*** INFORMATION SUPPLIED ***

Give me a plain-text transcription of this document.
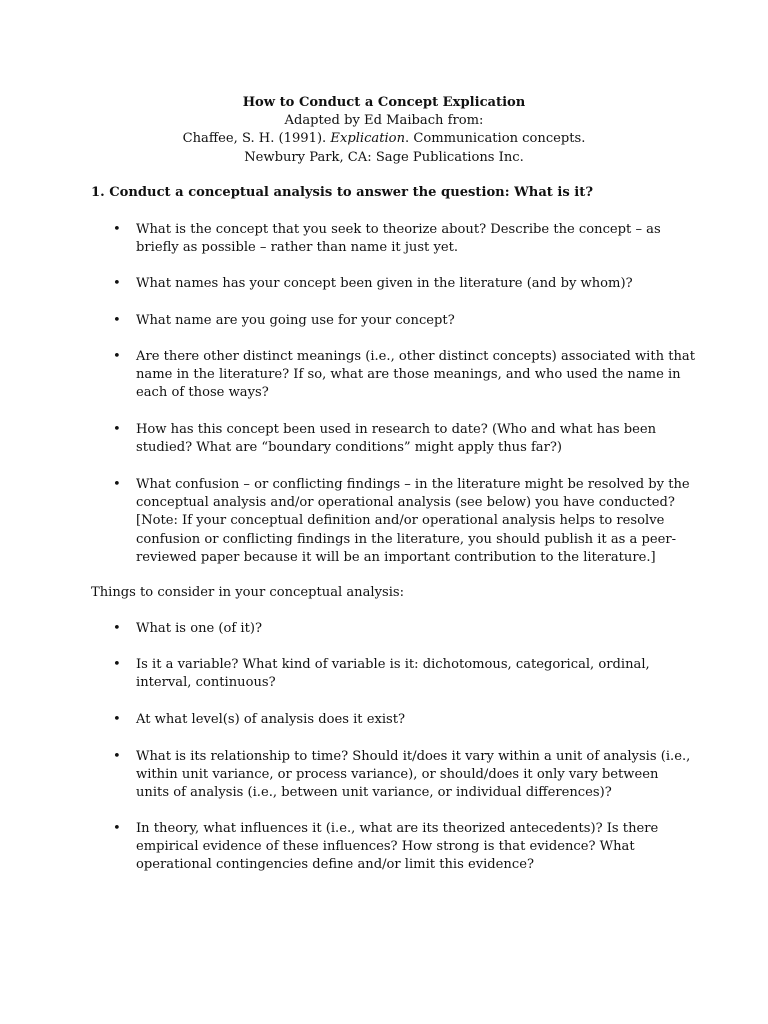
How to Conduct a Concept Explication
Adapted by Ed Maibach from:
Chaffee, S. H. (1991). Explication. Communication concepts.
Newbury Park, CA: Sage Publications Inc.
1. Conduct a conceptual analysis to answer the question: What is it?
•	What is the concept that you seek to theorize about? Describe the concept – as
briefly as possible – rather than name it just yet.
•	What names has your concept been given in the literature (and by whom)?
•	What name are you going use for your concept?
•	Are there other distinct meanings (i.e., other distinct concepts) associated with that
name in the literature? If so, what are those meanings, and who used the name in
each of those ways?
•	How has this concept been used in research to date? (Who and what has been
studied? What are “boundary conditions” might apply thus far?)
•	What confusion – or conflicting findings – in the literature might be resolved by the
conceptual analysis and/or operational analysis (see below) you have conducted?
[Note: If your conceptual definition and/or operational analysis helps to resolve
confusion or conflicting findings in the literature, you should publish it as a peer-
reviewed paper because it will be an important contribution to the literature.]
Things to consider in your conceptual analysis:
•	What is one (of it)?
•	Is it a variable? What kind of variable is it: dichotomous, categorical, ordinal,
interval, continuous?
•	At what level(s) of analysis does it exist?
•	What is its relationship to time? Should it/does it vary within a unit of analysis (i.e.,
within unit variance, or process variance), or should/does it only vary between
units of analysis (i.e., between unit variance, or individual differences)?
•	In theory, what influences it (i.e., what are its theorized antecedents)? Is there
empirical evidence of these influences? How strong is that evidence? What
operational contingencies define and/or limit this evidence?
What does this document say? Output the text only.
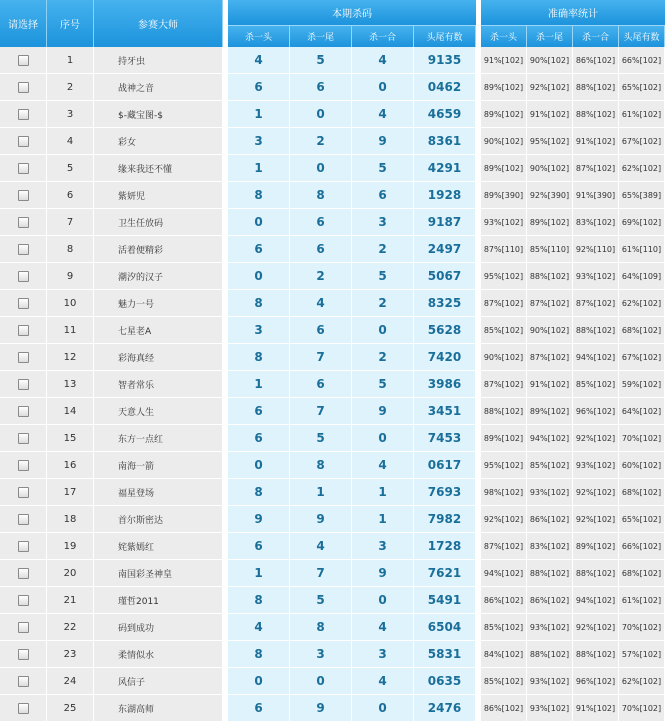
请选择	序号	参赛大师
本期杀码
杀一头	杀一尾	杀一合	头尾有数
准确率统计
杀一头	杀一尾	杀一合	头尾有数
1	持牙虫	4	5	4	9135	91%[102] 90%[102] 86%[102] 66%[102]
2	战神之音	6	6	0	0462	89%[102] 92%[102] 88%[102] 65%[102]
3	$-藏宝图-$	1	0	4	4659	89%[102] 91%[102] 88%[102] 61%[102]
4	彩女	3	2	9	8361	90%[102] 95%[102] 91%[102] 67%[102]
5	缘来我还不懂	1	0	5	4291	89%[102] 90%[102] 87%[102] 62%[102]
6	紫妍児	8	8	6	1928	89%[390] 92%[390] 91%[390] 65%[389]
7	卫生任放码	0	6	3	9187	93%[102] 89%[102] 83%[102] 69%[102]
8	活着便精彩	6	6	2	2497	87%[110] 85%[110] 92%[110] 61%[110]
9	潮汐的汉子	0	2	5	5067	95%[102] 88%[102] 93%[102] 64%[109]
10	魅力一号	8	4	2	8325	87%[102] 87%[102] 87%[102] 62%[102]
11	七星老A	3	6	0	5628	85%[102] 90%[102] 88%[102] 68%[102]
12	彩海真经	8	7	2	7420	90%[102] 87%[102] 94%[102] 67%[102]
13	智者常乐	1	6	5	3986	87%[102] 91%[102] 85%[102] 59%[102]
14	天意人生	6	7	9	3451	88%[102] 89%[102] 96%[102] 64%[102]
15	东方一点红	6	5	0	7453	89%[102] 94%[102] 92%[102] 70%[102]
16	南海一箭	0	8	4	0617	95%[102] 85%[102] 93%[102] 60%[102]
17	福星登场	8	1	1	7693	98%[102] 93%[102] 92%[102] 68%[102]
18	首尔斯密达	9	9	1	7982	92%[102] 86%[102] 92%[102] 65%[102]
19	姹紫嫣红	6	4	3	1728	87%[102] 83%[102] 89%[102] 66%[102]
20	南国彩圣神皇	1	7	9	7621	94%[102] 88%[102] 88%[102] 68%[102]
21	瑾哲2011	8	5	0	5491	86%[102] 86%[102] 94%[102] 61%[102]
22	码到成功	4	8	4	6504	85%[102] 93%[102] 92%[102] 70%[102]
23	柔情似水	8	3	3	5831	84%[102] 88%[102] 88%[102] 57%[102]
24	风信子	0	0	4	0635	85%[102] 93%[102] 96%[102] 62%[102]
25	东湖高师	6	9	0	2476	86%[102] 93%[102] 91%[102] 70%[102]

***

Show every line that contains the word "evidence".

TASK ANSWER:
empirical evidence of these influences? How strong is that evidence? What
operational contingencies define and/or limit this evidence?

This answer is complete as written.